> _Task details_
Report every line in the entries that contains the string "collector", matching case exactly.
-------- Entries supplied --------
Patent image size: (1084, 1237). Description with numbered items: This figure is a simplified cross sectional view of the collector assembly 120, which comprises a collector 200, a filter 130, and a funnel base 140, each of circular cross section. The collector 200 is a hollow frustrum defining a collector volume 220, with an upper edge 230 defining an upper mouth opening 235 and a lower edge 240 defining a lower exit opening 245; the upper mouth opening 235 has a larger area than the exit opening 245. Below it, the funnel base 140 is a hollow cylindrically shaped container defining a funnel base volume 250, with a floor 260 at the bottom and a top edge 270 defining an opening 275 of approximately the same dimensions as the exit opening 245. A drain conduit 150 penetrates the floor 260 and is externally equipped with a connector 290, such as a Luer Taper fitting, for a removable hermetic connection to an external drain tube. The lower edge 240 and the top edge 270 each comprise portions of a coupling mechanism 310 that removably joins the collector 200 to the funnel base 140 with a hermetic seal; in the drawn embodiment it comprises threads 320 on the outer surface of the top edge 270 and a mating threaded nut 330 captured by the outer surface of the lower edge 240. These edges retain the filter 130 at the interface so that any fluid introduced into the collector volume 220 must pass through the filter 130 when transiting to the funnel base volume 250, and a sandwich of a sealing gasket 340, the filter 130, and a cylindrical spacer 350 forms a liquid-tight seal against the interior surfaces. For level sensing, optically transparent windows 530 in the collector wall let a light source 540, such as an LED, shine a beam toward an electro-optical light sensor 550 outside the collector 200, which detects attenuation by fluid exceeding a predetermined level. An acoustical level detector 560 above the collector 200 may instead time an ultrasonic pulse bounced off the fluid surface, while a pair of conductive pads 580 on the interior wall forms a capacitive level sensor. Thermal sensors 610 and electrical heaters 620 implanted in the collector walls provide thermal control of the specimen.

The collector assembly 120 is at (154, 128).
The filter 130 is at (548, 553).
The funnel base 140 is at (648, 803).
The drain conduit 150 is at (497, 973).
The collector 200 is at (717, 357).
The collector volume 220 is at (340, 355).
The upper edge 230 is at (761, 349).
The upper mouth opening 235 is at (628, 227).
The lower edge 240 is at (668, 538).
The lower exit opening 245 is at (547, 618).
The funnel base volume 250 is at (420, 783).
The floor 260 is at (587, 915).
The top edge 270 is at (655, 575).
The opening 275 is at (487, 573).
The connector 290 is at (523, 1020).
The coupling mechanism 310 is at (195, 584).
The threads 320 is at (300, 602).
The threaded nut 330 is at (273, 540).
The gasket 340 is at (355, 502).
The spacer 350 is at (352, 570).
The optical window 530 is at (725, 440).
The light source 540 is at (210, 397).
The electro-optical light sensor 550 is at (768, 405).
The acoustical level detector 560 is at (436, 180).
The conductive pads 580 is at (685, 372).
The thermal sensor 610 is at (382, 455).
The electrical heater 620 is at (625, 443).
--------
> _Solution below_
Patent image size: (1084, 1237). Description with numbered items: This figure is a simplified cross sectional view of the collector assembly 120, which comprises a collector 200, a filter 130, and a funnel base 140, each of circular cross section. The collector 200 is a hollow frustrum defining a collector volume 220, with an upper edge 230 defining an upper mouth opening 235 and a lower edge 240 defining a lower exit opening 245; the upper mouth opening 235 has a larger area than the exit opening 245. Below it, the funnel base 140 is a hollow cylindrically shaped container defining a funnel base volume 250, with a floor 260 at the bottom and a top edge 270 defining an opening 275 of approximately the same dimensions as the exit opening 245. A drain conduit 150 penetrates the floor 260 and is externally equipped with a connector 290, such as a Luer Taper fitting, for a removable hermetic connection to an external drain tube. The lower edge 240 and the top edge 270 each comprise portions of a coupling mechanism 310 that removably joins the collector 200 to the funnel base 140 with a hermetic seal; in the drawn embodiment it comprises threads 320 on the outer surface of the top edge 270 and a mating threaded nut 330 captured by the outer surface of the lower edge 240. These edges retain the filter 130 at the interface so that any fluid introduced into the collector volume 220 must pass through the filter 130 when transiting to the funnel base volume 250, and a sandwich of a sealing gasket 340, the filter 130, and a cylindrical spacer 350 forms a liquid-tight seal against the interior surfaces. For level sensing, optically transparent windows 530 in the collector wall let a light source 540, such as an LED, shine a beam toward an electro-optical light sensor 550 outside the collector 200, which detects attenuation by fluid exceeding a predetermined level. An acoustical level detector 560 above the collector 200 may instead time an ultrasonic pulse bounced off the fluid surface, while a pair of conductive pads 580 on the interior wall forms a capacitive level sensor. Thermal sensors 610 and electrical heaters 620 implanted in the collector walls provide thermal control of the specimen.
The collector assembly 120 is at (154, 128).
The collector 200 is at (717, 357).
The collector volume 220 is at (340, 355).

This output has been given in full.